-- start --

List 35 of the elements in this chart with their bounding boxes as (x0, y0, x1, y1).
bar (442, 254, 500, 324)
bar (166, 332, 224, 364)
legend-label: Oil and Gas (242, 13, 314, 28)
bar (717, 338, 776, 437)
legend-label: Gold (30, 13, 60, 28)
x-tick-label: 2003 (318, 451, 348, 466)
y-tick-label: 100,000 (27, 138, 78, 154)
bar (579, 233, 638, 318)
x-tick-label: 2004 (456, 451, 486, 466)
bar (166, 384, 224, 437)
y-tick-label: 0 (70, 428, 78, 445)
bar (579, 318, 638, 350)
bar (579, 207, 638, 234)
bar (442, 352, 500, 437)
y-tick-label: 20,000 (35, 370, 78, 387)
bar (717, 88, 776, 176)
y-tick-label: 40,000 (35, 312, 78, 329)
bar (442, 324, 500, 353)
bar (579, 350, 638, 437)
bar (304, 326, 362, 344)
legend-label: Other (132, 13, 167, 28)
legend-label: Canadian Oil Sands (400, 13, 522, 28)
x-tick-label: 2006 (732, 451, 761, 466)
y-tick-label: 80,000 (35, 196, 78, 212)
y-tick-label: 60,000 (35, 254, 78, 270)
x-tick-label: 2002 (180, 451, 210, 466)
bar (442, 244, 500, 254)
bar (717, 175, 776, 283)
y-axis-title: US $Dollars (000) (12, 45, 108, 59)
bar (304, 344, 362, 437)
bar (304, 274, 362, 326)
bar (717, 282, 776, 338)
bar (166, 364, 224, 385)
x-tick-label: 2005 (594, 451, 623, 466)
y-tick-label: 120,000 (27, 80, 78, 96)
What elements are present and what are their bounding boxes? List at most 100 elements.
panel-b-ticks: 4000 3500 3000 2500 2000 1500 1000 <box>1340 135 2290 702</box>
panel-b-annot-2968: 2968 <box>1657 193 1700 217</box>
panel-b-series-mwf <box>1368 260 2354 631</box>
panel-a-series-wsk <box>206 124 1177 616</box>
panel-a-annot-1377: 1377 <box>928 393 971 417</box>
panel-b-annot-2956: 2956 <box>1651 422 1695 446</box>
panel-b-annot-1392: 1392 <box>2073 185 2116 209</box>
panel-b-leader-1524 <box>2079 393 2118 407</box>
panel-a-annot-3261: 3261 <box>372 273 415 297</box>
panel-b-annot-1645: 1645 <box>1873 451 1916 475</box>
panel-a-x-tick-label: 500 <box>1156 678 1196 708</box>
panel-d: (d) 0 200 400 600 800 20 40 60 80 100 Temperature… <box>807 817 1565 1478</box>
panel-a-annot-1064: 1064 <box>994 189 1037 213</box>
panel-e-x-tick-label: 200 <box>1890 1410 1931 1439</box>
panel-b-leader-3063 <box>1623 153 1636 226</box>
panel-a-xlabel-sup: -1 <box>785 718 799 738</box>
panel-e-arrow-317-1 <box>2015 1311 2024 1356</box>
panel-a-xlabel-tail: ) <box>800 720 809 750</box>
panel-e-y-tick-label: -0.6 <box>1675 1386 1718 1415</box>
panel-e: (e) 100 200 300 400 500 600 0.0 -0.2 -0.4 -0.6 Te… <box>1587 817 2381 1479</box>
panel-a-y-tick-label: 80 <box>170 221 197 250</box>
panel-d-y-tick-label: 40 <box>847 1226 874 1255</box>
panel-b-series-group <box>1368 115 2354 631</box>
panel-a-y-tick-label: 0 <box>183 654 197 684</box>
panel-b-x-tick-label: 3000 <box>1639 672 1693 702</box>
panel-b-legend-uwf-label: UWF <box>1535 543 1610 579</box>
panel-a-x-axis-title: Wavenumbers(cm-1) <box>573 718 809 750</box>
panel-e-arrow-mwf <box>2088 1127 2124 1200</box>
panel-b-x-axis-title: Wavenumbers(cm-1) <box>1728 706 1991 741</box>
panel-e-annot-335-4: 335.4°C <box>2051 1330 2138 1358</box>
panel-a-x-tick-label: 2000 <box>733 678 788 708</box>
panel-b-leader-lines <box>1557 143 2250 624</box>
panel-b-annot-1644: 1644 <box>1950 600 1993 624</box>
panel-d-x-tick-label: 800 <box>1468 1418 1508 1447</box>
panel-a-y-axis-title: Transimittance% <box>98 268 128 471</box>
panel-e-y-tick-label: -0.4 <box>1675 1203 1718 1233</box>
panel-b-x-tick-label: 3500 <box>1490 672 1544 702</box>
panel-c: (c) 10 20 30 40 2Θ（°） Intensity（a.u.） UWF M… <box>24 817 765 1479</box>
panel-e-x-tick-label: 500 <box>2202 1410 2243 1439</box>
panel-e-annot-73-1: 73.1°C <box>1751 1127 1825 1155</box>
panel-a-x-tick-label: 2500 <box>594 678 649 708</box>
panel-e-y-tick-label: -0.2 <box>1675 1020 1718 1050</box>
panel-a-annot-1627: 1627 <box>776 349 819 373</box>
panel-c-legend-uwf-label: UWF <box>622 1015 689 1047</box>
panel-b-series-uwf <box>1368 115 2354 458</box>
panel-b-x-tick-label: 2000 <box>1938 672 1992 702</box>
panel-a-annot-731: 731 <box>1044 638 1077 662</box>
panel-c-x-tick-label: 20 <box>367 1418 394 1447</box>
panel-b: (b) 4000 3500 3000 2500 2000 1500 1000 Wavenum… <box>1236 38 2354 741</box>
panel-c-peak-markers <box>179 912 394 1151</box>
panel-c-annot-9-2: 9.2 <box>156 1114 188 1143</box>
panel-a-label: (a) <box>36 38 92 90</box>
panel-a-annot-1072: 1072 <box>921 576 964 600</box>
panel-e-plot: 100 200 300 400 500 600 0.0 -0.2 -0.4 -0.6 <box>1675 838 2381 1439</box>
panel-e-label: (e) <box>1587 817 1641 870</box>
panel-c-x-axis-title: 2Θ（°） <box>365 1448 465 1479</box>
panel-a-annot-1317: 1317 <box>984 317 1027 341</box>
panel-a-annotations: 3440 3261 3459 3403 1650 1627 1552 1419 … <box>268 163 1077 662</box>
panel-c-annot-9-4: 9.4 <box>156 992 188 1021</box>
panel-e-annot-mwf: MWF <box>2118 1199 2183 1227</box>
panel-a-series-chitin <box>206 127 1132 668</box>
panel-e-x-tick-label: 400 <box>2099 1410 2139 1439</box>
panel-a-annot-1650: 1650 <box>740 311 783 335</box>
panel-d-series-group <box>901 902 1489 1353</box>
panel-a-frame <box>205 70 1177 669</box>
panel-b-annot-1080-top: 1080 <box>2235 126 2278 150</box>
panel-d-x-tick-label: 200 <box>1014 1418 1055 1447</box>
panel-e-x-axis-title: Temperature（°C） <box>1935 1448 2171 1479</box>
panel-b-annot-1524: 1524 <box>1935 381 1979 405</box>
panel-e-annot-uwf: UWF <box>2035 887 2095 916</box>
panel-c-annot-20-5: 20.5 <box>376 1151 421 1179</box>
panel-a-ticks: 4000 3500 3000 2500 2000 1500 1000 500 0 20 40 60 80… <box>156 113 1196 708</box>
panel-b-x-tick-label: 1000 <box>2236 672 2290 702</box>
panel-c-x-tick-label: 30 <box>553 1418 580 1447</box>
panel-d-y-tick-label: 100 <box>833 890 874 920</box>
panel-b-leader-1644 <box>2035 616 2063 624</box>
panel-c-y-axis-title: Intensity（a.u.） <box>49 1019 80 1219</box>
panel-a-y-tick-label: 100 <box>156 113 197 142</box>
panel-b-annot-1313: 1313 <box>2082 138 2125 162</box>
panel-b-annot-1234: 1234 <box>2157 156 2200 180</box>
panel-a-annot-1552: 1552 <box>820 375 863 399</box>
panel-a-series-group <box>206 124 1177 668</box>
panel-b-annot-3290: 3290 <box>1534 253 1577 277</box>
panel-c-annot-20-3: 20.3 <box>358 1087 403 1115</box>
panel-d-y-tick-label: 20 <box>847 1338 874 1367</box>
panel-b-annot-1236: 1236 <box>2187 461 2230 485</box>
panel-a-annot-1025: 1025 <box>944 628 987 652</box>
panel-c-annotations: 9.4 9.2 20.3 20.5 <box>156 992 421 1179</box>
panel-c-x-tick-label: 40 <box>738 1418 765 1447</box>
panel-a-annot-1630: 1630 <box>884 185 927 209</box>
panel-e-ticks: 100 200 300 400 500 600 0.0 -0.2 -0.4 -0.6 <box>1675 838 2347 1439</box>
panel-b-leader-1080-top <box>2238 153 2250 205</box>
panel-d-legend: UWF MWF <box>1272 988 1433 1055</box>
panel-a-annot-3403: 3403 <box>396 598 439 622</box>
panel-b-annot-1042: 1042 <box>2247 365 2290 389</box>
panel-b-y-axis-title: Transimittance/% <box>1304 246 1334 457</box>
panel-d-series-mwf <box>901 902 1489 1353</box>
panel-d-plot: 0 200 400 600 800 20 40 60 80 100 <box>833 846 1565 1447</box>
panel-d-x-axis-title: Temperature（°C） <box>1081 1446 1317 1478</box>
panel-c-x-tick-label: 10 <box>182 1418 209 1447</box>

-- end --

**GOAL**
Give back every line from the very first one through the line holding "bar (442, 352, 500, 437)", both included, word for word.

**EXERCISE RESPONSE**
List 35 of the elements in this chart with their bounding boxes as (x0, y0, x1, y1).
bar (442, 254, 500, 324)
bar (166, 332, 224, 364)
legend-label: Oil and Gas (242, 13, 314, 28)
bar (717, 338, 776, 437)
legend-label: Gold (30, 13, 60, 28)
x-tick-label: 2003 (318, 451, 348, 466)
y-tick-label: 100,000 (27, 138, 78, 154)
bar (579, 233, 638, 318)
x-tick-label: 2004 (456, 451, 486, 466)
bar (166, 384, 224, 437)
y-tick-label: 0 (70, 428, 78, 445)
bar (579, 318, 638, 350)
bar (579, 207, 638, 234)
bar (442, 352, 500, 437)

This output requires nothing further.